Short exercise: Review the lines that follow and copy each one that contains the word "mulțimi".

Dataset items
⁂

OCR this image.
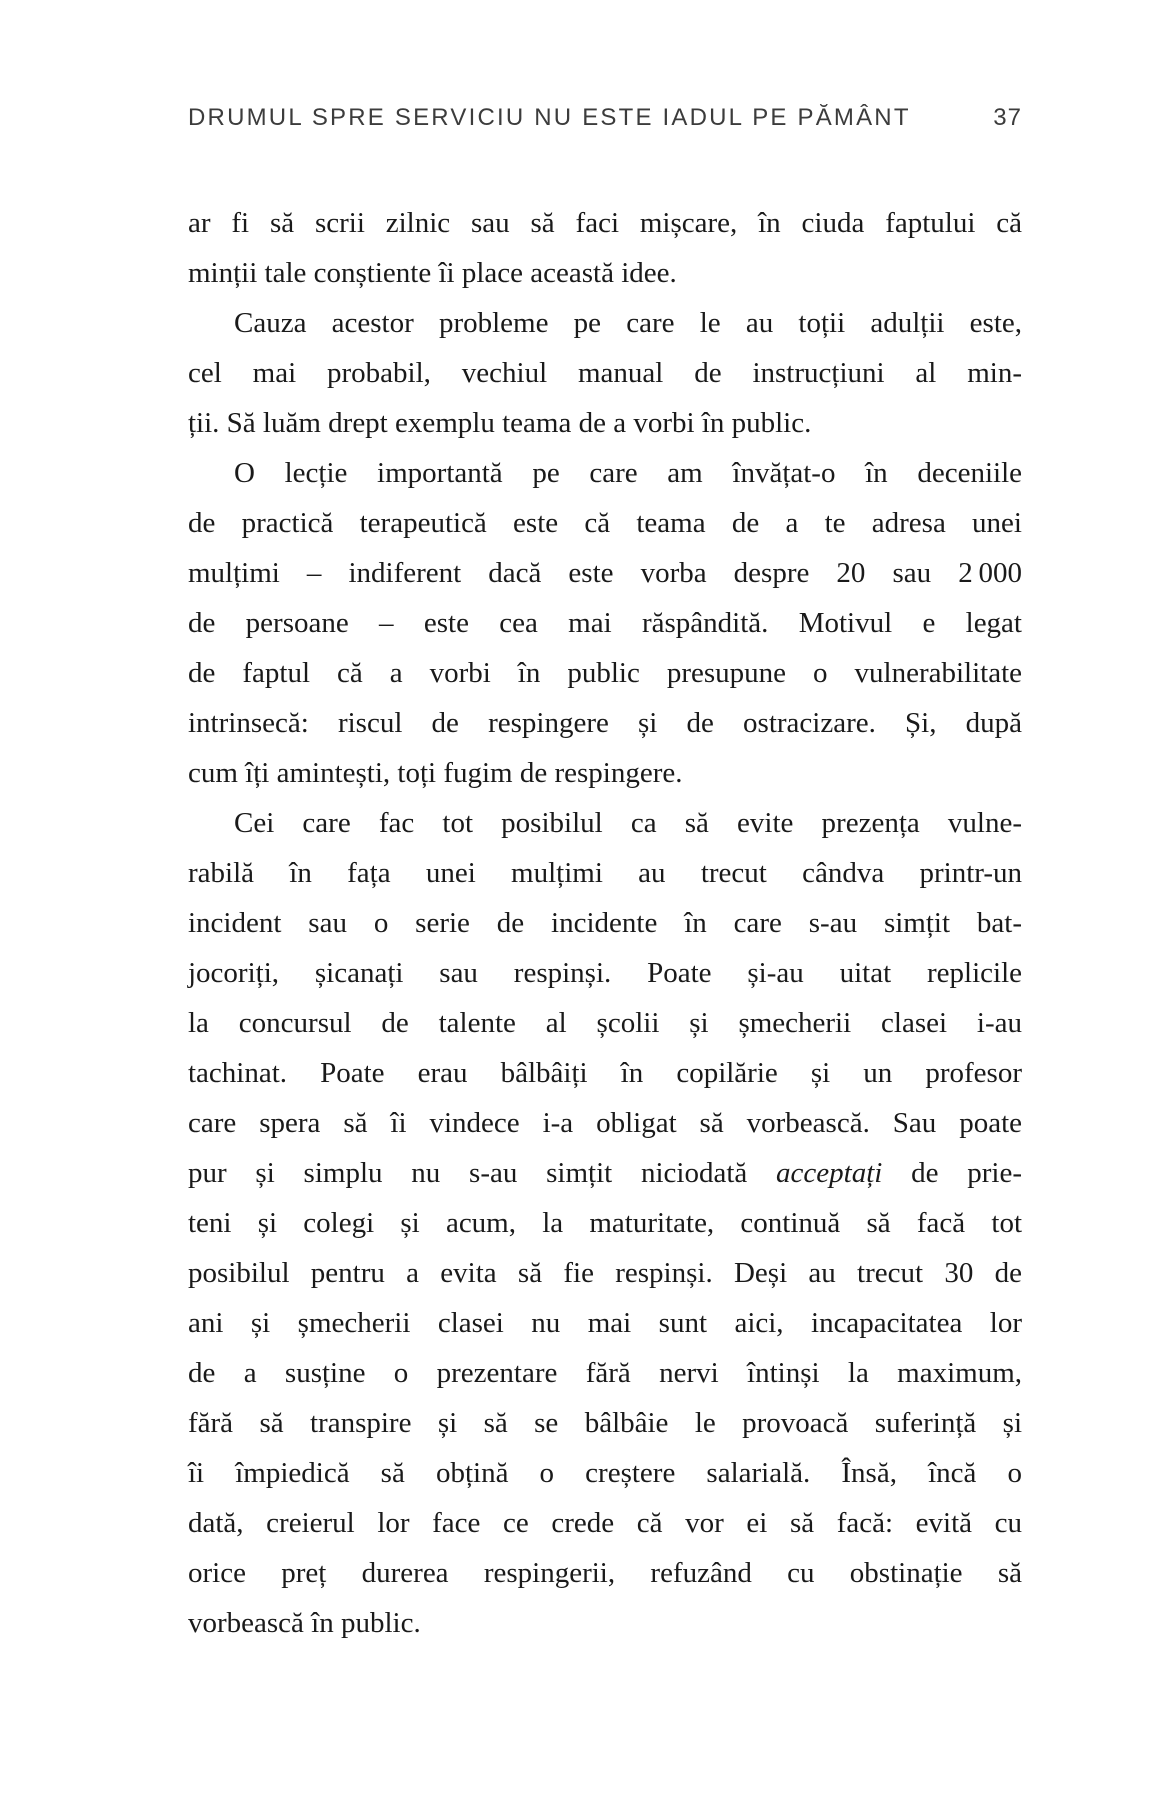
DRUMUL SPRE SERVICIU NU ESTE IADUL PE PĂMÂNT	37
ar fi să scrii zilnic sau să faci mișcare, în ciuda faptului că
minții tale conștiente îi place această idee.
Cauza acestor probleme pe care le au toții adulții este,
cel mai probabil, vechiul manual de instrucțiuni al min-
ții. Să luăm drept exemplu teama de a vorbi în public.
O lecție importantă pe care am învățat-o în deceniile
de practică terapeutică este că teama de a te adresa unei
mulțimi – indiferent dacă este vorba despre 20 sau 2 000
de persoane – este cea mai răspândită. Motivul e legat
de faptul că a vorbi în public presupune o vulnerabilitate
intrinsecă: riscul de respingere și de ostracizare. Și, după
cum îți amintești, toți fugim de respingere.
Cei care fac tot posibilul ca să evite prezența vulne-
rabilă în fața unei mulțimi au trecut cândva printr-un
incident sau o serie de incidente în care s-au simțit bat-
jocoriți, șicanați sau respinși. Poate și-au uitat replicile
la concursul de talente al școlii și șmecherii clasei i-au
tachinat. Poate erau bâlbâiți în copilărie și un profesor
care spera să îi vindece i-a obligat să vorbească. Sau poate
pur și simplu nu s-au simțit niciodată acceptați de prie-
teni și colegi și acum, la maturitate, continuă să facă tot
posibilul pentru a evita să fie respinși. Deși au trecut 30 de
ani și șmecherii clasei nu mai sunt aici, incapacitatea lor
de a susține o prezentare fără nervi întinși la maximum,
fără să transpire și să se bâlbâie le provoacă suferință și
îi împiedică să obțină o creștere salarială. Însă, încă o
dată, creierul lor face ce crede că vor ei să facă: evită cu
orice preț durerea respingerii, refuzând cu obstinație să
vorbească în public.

⁂

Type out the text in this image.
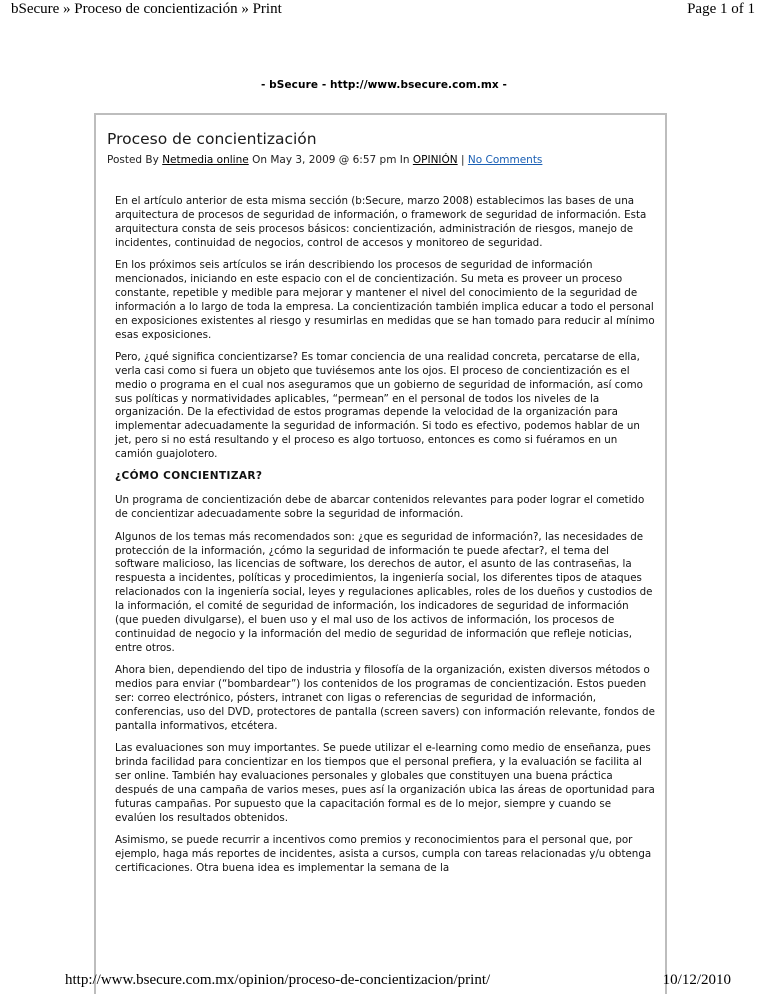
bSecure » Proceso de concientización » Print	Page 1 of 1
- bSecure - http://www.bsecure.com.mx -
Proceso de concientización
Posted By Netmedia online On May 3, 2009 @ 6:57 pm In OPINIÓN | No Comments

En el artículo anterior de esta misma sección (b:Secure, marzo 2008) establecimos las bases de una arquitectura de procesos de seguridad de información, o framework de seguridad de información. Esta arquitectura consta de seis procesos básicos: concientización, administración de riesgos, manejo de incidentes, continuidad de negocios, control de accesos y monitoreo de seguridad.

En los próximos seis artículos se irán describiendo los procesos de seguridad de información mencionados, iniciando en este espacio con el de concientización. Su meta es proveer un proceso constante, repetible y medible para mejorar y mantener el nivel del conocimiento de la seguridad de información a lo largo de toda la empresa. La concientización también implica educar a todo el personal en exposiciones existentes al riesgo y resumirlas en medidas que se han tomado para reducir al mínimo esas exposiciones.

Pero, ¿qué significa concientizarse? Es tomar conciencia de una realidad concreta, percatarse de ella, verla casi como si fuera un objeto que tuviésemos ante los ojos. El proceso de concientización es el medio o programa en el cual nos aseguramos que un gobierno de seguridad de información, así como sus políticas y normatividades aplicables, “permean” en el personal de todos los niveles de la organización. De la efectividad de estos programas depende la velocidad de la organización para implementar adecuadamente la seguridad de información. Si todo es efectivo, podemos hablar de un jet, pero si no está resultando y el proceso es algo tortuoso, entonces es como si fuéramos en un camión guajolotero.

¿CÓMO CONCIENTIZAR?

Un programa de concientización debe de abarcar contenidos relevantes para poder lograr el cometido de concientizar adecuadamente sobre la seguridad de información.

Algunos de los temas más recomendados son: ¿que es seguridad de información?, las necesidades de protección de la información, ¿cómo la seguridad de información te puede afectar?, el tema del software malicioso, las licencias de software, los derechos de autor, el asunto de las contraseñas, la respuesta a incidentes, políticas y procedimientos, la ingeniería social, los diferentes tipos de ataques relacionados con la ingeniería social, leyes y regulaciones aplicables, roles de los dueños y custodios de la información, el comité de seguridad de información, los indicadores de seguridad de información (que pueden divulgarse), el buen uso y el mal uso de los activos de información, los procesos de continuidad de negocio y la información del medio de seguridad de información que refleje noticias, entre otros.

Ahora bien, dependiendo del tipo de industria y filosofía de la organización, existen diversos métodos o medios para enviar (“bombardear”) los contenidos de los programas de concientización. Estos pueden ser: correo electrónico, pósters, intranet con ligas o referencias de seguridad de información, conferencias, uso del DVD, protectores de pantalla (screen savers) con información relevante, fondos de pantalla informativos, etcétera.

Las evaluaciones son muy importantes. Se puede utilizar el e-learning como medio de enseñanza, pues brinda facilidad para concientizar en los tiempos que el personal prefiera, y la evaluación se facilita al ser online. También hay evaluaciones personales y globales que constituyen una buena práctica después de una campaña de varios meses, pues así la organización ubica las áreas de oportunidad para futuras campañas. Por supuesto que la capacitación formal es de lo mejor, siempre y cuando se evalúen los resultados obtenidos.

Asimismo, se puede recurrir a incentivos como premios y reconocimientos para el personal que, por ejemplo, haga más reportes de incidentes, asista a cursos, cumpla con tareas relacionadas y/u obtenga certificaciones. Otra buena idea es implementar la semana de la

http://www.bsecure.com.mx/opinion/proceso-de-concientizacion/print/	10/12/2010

⁂

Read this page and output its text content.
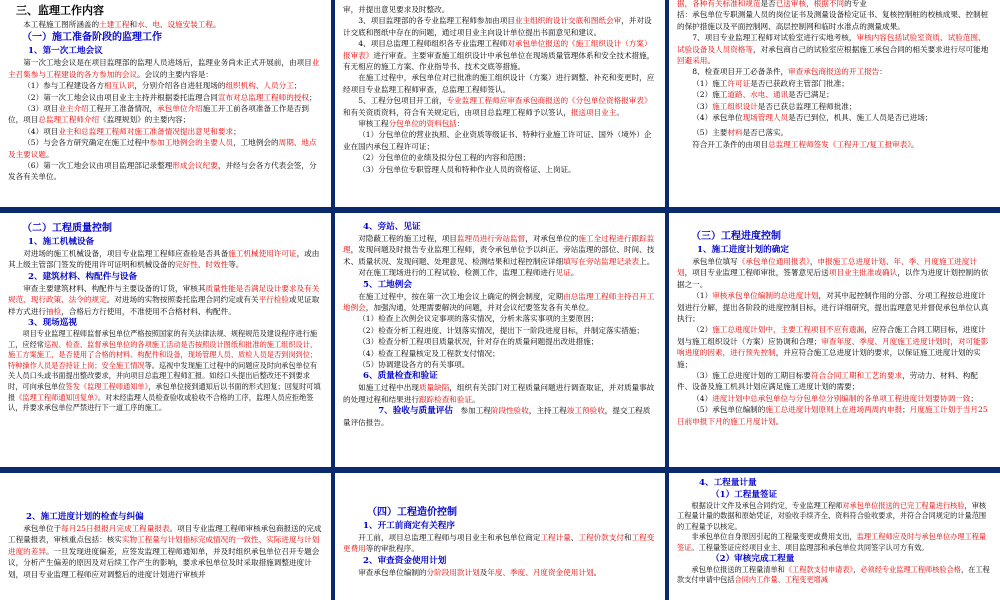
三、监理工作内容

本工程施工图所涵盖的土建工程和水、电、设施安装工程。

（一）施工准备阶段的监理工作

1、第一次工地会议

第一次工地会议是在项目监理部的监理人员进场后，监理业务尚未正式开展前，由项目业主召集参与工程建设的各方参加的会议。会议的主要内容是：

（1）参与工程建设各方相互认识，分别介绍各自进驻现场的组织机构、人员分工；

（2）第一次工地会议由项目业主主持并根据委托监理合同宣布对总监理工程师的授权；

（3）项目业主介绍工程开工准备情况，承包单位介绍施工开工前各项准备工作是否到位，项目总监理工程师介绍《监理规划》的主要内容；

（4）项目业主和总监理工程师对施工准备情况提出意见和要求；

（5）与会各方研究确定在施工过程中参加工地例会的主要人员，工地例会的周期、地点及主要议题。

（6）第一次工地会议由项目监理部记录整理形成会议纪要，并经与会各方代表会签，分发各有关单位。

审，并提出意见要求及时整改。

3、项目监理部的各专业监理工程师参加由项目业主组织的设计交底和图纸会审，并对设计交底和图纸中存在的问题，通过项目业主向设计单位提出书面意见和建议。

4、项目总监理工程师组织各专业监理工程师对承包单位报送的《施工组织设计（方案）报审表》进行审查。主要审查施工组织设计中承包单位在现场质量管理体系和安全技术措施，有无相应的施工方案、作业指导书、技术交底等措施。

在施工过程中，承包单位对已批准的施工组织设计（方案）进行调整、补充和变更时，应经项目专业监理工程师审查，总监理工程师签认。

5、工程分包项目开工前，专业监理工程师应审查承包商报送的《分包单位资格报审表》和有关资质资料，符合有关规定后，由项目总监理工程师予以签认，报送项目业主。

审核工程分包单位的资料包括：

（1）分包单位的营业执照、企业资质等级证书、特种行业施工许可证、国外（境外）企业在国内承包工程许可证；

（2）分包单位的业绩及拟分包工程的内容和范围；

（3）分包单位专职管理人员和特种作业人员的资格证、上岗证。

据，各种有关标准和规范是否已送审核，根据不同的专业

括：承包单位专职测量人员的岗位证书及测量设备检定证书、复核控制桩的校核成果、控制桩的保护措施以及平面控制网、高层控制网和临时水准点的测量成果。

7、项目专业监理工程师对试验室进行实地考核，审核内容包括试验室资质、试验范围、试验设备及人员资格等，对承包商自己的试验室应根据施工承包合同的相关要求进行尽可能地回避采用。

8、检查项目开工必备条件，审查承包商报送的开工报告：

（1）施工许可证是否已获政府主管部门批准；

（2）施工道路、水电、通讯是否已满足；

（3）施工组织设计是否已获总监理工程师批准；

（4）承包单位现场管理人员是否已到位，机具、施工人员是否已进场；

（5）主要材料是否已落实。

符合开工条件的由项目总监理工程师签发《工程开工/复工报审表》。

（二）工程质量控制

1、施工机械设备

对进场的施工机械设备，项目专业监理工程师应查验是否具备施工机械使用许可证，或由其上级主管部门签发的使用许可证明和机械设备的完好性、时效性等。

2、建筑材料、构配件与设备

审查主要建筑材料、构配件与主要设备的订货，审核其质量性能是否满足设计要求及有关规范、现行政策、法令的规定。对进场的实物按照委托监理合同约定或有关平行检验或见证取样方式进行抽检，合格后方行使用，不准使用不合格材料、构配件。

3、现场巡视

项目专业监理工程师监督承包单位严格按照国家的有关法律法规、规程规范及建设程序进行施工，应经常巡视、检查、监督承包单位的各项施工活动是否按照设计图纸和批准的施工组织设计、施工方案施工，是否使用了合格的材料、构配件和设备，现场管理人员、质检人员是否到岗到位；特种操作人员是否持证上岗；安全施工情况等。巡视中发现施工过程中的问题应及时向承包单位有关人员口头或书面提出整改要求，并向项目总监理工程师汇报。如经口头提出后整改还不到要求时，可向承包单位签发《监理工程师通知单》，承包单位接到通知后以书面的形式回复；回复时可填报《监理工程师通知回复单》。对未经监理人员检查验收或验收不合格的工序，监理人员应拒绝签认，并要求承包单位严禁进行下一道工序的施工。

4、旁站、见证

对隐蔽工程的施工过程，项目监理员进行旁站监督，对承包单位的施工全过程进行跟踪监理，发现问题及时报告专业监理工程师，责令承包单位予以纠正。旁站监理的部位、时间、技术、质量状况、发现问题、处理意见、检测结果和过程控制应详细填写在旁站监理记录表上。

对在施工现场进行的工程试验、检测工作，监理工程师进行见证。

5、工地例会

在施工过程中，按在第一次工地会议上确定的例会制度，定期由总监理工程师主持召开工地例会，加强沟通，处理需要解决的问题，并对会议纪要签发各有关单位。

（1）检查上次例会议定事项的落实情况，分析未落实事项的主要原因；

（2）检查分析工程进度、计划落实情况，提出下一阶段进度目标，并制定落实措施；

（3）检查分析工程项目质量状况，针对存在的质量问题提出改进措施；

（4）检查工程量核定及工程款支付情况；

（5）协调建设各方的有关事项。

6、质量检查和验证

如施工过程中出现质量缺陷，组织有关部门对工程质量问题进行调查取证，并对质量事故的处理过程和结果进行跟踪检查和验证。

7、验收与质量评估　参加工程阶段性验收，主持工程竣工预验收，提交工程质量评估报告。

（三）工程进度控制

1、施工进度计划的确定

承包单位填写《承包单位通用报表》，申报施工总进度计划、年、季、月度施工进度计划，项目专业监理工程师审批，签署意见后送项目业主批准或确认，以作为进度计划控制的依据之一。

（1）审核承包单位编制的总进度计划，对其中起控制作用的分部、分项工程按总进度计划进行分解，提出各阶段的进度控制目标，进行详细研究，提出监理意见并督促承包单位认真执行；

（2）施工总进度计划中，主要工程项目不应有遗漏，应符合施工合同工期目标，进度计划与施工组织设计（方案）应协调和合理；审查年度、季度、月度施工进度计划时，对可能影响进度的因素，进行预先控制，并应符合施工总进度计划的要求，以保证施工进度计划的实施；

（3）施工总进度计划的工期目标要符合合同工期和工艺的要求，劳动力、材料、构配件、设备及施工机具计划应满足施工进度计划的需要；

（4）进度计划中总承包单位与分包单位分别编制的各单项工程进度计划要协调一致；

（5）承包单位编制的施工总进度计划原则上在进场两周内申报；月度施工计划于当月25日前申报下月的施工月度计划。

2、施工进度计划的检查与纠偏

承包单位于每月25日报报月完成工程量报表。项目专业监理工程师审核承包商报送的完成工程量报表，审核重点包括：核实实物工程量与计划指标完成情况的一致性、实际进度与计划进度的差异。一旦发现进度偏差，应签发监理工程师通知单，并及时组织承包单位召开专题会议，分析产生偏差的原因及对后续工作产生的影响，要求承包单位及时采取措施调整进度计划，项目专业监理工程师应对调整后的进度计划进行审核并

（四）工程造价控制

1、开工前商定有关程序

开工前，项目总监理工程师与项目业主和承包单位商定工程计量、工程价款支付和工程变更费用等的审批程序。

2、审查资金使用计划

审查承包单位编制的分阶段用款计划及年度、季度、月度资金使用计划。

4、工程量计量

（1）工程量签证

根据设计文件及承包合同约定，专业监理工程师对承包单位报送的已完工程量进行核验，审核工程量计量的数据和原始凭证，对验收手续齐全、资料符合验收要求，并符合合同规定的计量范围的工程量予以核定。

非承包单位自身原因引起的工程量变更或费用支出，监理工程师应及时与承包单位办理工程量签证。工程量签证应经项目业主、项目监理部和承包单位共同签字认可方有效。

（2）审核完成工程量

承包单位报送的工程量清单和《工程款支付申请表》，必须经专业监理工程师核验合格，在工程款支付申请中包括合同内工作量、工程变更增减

⁂

Completed exercise:
mulțimi – indiferent dacă este vorba despre 20 sau 2 000
rabilă în fața unei mulțimi au trecut cândva printr-un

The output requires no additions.